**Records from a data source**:

--- start ---

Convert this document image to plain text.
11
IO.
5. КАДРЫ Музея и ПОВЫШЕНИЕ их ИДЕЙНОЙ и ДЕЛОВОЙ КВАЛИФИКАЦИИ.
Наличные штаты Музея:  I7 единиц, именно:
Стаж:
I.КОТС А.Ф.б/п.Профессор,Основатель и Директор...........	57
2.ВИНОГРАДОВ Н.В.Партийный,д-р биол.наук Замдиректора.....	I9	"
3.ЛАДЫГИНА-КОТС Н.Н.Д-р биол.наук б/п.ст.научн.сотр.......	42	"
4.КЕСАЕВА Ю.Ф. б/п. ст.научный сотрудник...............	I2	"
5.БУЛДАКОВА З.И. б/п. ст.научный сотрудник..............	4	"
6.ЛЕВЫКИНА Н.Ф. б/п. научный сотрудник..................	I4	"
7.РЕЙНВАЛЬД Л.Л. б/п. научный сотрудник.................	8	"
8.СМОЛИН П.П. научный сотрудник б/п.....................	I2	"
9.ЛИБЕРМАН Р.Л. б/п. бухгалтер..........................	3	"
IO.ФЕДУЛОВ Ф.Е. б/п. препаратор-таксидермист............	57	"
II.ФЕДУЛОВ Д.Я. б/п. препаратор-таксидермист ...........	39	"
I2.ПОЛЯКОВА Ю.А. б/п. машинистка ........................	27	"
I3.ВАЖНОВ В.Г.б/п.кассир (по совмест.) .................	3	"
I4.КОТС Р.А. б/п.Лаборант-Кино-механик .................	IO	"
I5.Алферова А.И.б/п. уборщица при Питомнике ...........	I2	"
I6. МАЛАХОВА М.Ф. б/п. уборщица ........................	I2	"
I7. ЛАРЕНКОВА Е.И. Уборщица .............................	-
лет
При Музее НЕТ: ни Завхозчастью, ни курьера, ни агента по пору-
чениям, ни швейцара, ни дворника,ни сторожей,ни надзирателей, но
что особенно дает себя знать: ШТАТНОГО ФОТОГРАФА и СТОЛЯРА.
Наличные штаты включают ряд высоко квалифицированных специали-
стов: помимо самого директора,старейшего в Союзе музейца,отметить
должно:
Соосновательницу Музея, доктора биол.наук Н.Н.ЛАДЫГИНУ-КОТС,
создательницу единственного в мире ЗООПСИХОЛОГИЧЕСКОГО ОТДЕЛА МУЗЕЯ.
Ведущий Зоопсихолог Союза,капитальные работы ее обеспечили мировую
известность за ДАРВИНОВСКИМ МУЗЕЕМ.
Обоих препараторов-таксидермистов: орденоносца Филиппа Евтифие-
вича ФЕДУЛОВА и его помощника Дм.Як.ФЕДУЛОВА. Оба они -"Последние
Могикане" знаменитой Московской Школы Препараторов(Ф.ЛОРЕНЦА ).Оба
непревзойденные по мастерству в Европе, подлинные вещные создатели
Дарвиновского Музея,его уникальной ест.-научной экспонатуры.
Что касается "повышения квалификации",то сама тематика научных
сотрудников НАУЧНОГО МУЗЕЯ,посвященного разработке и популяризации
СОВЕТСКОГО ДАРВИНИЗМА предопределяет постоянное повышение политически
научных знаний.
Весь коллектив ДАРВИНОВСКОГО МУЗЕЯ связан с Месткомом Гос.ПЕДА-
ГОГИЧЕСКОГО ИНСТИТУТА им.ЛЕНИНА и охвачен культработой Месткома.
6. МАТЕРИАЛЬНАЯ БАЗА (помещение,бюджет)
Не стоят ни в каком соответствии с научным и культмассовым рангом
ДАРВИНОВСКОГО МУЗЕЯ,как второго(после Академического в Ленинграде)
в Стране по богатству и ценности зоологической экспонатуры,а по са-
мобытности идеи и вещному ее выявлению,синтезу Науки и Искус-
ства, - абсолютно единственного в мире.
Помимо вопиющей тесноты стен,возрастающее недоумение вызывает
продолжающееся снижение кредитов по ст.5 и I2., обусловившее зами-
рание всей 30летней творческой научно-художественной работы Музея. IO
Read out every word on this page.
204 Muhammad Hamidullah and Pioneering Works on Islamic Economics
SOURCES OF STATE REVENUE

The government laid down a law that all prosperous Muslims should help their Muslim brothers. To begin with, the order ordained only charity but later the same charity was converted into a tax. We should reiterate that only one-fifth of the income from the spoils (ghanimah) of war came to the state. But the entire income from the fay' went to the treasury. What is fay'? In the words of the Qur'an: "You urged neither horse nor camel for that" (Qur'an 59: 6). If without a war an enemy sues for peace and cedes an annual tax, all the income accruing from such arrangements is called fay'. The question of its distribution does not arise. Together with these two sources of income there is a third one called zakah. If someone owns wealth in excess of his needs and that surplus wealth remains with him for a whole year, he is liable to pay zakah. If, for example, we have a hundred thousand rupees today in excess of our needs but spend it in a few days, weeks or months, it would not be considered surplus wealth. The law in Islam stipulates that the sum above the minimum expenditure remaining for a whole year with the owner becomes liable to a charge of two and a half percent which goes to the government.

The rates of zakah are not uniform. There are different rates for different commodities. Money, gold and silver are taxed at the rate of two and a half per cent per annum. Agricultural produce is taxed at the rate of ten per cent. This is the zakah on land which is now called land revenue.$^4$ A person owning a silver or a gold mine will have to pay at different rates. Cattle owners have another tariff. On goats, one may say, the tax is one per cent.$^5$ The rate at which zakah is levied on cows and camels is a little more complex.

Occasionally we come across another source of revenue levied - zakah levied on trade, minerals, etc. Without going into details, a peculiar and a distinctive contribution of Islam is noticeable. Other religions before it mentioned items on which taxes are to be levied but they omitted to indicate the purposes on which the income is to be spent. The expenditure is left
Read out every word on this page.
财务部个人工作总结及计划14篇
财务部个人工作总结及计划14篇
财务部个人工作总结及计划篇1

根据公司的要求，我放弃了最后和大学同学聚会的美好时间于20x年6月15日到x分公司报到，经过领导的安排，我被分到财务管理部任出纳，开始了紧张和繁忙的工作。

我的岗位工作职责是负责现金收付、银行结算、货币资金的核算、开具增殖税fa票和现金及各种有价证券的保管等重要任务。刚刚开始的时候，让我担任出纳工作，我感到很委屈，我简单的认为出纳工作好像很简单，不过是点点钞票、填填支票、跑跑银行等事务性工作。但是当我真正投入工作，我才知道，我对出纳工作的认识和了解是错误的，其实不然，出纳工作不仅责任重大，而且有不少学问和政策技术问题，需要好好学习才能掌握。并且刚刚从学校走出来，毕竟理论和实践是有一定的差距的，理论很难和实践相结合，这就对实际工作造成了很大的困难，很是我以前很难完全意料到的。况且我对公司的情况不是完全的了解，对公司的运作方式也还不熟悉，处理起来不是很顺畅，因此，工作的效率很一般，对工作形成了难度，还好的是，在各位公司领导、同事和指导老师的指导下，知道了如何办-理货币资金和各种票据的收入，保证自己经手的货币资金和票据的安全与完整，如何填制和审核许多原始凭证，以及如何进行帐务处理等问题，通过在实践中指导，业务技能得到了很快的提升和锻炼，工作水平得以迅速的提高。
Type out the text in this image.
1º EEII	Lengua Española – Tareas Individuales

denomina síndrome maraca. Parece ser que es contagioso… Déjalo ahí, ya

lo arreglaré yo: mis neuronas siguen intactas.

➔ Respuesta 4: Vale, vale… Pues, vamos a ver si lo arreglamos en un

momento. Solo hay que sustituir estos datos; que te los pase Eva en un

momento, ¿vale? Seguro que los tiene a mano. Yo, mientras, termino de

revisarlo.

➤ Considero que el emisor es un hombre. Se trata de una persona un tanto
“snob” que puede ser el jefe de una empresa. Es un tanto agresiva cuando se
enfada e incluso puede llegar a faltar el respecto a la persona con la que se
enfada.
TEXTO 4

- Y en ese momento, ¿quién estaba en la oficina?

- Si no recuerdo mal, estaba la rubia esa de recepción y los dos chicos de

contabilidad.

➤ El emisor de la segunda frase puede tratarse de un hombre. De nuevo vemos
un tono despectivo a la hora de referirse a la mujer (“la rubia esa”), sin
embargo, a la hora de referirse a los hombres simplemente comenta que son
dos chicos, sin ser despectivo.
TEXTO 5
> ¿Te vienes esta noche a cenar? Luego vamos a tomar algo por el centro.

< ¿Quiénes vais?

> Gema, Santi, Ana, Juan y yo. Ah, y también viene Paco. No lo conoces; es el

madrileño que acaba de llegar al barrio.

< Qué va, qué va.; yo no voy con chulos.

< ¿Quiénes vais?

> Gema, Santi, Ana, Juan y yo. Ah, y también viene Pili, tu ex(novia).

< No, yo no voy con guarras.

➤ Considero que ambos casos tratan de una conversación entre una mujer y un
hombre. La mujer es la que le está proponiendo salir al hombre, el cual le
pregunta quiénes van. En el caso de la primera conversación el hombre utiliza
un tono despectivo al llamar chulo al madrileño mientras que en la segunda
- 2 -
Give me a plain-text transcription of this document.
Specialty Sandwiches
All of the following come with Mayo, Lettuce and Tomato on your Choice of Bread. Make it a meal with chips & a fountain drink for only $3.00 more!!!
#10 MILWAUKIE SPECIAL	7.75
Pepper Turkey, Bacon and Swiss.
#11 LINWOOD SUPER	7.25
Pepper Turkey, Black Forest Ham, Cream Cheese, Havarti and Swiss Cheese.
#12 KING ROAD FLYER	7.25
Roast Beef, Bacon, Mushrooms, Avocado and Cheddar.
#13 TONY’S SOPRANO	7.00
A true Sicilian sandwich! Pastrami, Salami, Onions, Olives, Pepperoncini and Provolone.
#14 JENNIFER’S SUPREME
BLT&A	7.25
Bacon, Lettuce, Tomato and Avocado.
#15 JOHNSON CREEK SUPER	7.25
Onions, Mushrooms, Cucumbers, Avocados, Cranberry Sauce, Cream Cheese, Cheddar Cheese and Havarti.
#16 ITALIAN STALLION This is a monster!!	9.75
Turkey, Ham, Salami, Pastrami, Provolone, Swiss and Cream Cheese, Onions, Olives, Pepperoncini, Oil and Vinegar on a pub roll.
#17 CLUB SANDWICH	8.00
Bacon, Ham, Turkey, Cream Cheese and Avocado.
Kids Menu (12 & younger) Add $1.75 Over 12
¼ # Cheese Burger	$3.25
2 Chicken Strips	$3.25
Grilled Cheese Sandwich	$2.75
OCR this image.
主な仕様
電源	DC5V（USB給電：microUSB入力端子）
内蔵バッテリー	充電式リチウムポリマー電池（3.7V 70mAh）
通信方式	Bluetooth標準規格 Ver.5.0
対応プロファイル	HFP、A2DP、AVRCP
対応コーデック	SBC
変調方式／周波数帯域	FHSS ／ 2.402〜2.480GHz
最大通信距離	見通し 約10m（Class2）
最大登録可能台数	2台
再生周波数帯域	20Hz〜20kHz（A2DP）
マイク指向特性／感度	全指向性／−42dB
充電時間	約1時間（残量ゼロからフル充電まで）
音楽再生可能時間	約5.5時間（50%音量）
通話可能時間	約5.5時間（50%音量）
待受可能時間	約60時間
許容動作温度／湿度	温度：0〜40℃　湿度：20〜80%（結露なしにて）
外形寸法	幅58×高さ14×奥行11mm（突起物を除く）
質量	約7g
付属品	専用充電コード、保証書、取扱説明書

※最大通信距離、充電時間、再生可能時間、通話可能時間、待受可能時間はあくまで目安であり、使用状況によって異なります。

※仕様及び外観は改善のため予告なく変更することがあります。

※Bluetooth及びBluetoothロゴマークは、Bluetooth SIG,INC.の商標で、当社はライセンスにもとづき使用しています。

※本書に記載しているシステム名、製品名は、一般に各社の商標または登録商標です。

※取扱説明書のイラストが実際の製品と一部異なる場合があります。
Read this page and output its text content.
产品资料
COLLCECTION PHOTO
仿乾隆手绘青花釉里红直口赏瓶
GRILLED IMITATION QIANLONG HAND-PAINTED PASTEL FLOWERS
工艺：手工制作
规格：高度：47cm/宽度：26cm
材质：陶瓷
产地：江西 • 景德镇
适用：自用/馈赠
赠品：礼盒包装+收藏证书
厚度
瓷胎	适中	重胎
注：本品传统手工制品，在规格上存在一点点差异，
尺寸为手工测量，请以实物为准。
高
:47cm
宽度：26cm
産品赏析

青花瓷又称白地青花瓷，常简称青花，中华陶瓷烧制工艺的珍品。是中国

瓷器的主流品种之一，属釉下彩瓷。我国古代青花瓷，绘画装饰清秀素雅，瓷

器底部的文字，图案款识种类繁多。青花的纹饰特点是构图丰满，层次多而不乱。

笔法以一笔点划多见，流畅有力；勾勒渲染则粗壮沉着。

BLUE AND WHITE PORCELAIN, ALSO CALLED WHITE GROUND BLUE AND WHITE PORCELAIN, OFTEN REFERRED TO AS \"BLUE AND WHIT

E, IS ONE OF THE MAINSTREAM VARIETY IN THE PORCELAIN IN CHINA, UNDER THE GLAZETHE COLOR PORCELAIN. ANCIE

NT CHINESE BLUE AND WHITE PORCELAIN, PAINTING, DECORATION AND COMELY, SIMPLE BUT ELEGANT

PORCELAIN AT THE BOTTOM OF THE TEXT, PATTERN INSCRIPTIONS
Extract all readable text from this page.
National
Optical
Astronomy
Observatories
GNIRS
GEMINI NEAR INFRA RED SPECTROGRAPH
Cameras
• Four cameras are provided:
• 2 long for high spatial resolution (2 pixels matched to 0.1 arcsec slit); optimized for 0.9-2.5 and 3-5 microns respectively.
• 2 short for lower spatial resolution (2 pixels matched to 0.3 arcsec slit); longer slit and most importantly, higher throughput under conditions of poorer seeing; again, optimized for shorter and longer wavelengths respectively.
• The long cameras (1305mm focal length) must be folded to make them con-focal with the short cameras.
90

--- end ---

**EXERCISE DIRECTIONS**: From the listing above, copy every line that includes the word "tono".

**SOLUTION BELOW**:
un tono despectivo a la hora de referirse a la mujer (“la rubia esa”), sin
un tono despectivo al llamar chulo al madrileño mientras que en la segunda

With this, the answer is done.